Please list all lines of the material below in which the string "screenshot" occurs.

──────── DATA SHOWN

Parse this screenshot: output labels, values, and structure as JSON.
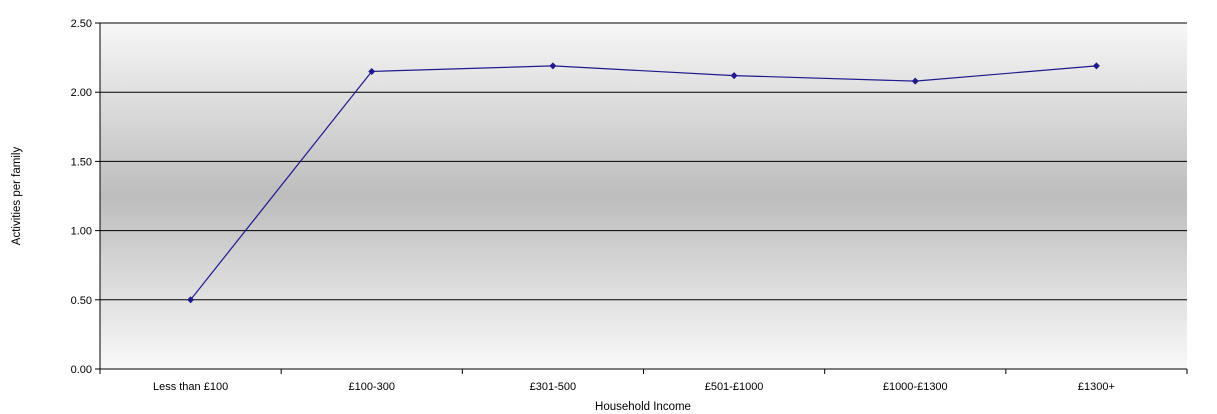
{
  "chart_data": {
    "type": "line",
    "title": "",
    "xlabel": "Household Income",
    "ylabel": "Activities per family",
    "categories": [
      "Less than £100",
      "£100-300",
      "£301-500",
      "£501-£1000",
      "£1000-£1300",
      "£1300+"
    ],
    "series": [
      {
        "values": [
          0.5,
          2.15,
          2.19,
          2.12,
          2.08,
          2.19
        ],
        "color": "#1f1a8c"
      }
    ],
    "ylim": [
      0,
      2.5
    ],
    "yticks": [
      "0.00",
      "0.50",
      "1.00",
      "1.50",
      "2.00",
      "2.50"
    ],
    "grid": true,
    "legend": "none"
  }
}
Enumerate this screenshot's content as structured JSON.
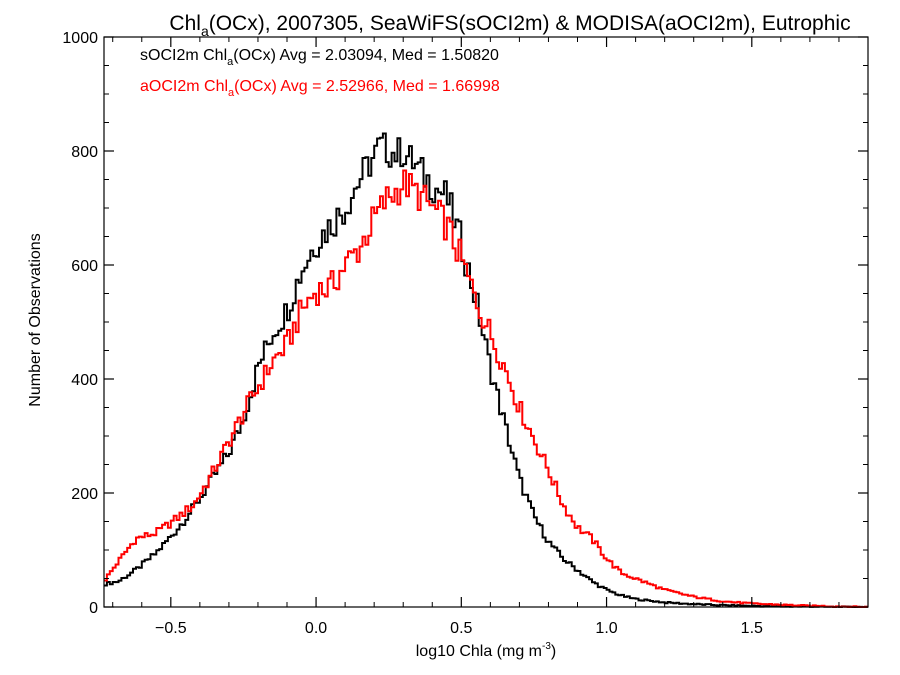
{
  "chart_data": {
    "type": "line",
    "step": true,
    "title": {
      "prefix": "Chl",
      "sub": "a",
      "suffix": "(OCx), 2007305, SeaWiFS(sOCI2m) & MODISA(aOCI2m), Eutrophic"
    },
    "xlabel": {
      "text": "log10 Chla (mg m",
      "sup": "-3",
      "close": ")"
    },
    "ylabel": "Number of Observations",
    "xlim": [
      -0.73,
      1.9
    ],
    "ylim": [
      0,
      1000
    ],
    "xticks": [
      -0.5,
      0.0,
      0.5,
      1.0,
      1.5
    ],
    "xtick_labels": [
      "−0.5",
      "0.0",
      "0.5",
      "1.0",
      "1.5"
    ],
    "yticks": [
      0,
      200,
      400,
      600,
      800,
      1000
    ],
    "ytick_labels": [
      "0",
      "200",
      "400",
      "600",
      "800",
      "1000"
    ],
    "legend_position": "top-left",
    "series": [
      {
        "label_prefix": "sOCI2m Chl",
        "label_sub": "a",
        "label_suffix": "(OCx) Avg = 2.03094, Med = 1.50820",
        "color": "#000000",
        "points": [
          [
            -0.73,
            40
          ],
          [
            -0.68,
            45
          ],
          [
            -0.62,
            65
          ],
          [
            -0.55,
            95
          ],
          [
            -0.48,
            135
          ],
          [
            -0.42,
            175
          ],
          [
            -0.35,
            230
          ],
          [
            -0.3,
            270
          ],
          [
            -0.25,
            330
          ],
          [
            -0.2,
            420
          ],
          [
            -0.15,
            480
          ],
          [
            -0.1,
            520
          ],
          [
            -0.05,
            590
          ],
          [
            0.0,
            640
          ],
          [
            0.05,
            670
          ],
          [
            0.1,
            700
          ],
          [
            0.15,
            750
          ],
          [
            0.2,
            790
          ],
          [
            0.22,
            810
          ],
          [
            0.25,
            800
          ],
          [
            0.28,
            795
          ],
          [
            0.3,
            800
          ],
          [
            0.35,
            770
          ],
          [
            0.4,
            740
          ],
          [
            0.45,
            720
          ],
          [
            0.5,
            640
          ],
          [
            0.55,
            540
          ],
          [
            0.6,
            420
          ],
          [
            0.65,
            320
          ],
          [
            0.7,
            225
          ],
          [
            0.75,
            160
          ],
          [
            0.8,
            115
          ],
          [
            0.85,
            85
          ],
          [
            0.9,
            65
          ],
          [
            0.95,
            45
          ],
          [
            1.0,
            30
          ],
          [
            1.05,
            20
          ],
          [
            1.1,
            14
          ],
          [
            1.2,
            8
          ],
          [
            1.3,
            5
          ],
          [
            1.4,
            3
          ],
          [
            1.5,
            2
          ],
          [
            1.6,
            1
          ],
          [
            1.7,
            1
          ],
          [
            1.8,
            0
          ],
          [
            1.9,
            0
          ]
        ]
      },
      {
        "label_prefix": "aOCI2m Chl",
        "label_sub": "a",
        "label_suffix": "(OCx) Avg = 2.52966, Med = 1.66998",
        "color": "#ff0000",
        "points": [
          [
            -0.73,
            45
          ],
          [
            -0.68,
            80
          ],
          [
            -0.62,
            120
          ],
          [
            -0.55,
            130
          ],
          [
            -0.48,
            155
          ],
          [
            -0.42,
            180
          ],
          [
            -0.35,
            240
          ],
          [
            -0.3,
            290
          ],
          [
            -0.25,
            340
          ],
          [
            -0.2,
            385
          ],
          [
            -0.15,
            430
          ],
          [
            -0.1,
            460
          ],
          [
            -0.05,
            520
          ],
          [
            0.0,
            555
          ],
          [
            0.05,
            560
          ],
          [
            0.1,
            600
          ],
          [
            0.15,
            630
          ],
          [
            0.2,
            680
          ],
          [
            0.25,
            720
          ],
          [
            0.28,
            730
          ],
          [
            0.3,
            745
          ],
          [
            0.35,
            725
          ],
          [
            0.4,
            700
          ],
          [
            0.45,
            670
          ],
          [
            0.5,
            610
          ],
          [
            0.55,
            540
          ],
          [
            0.6,
            480
          ],
          [
            0.65,
            420
          ],
          [
            0.7,
            350
          ],
          [
            0.75,
            295
          ],
          [
            0.8,
            240
          ],
          [
            0.85,
            180
          ],
          [
            0.9,
            140
          ],
          [
            0.95,
            120
          ],
          [
            1.0,
            85
          ],
          [
            1.05,
            60
          ],
          [
            1.1,
            50
          ],
          [
            1.2,
            30
          ],
          [
            1.3,
            18
          ],
          [
            1.4,
            10
          ],
          [
            1.5,
            6
          ],
          [
            1.6,
            4
          ],
          [
            1.7,
            2
          ],
          [
            1.8,
            1
          ],
          [
            1.9,
            0
          ]
        ]
      }
    ]
  }
}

────────────────

## [TASK ANSWER]
Parse this screenshot: output labels, values, and structure as JSON.
Enumerate this screenshot's content as structured JSON.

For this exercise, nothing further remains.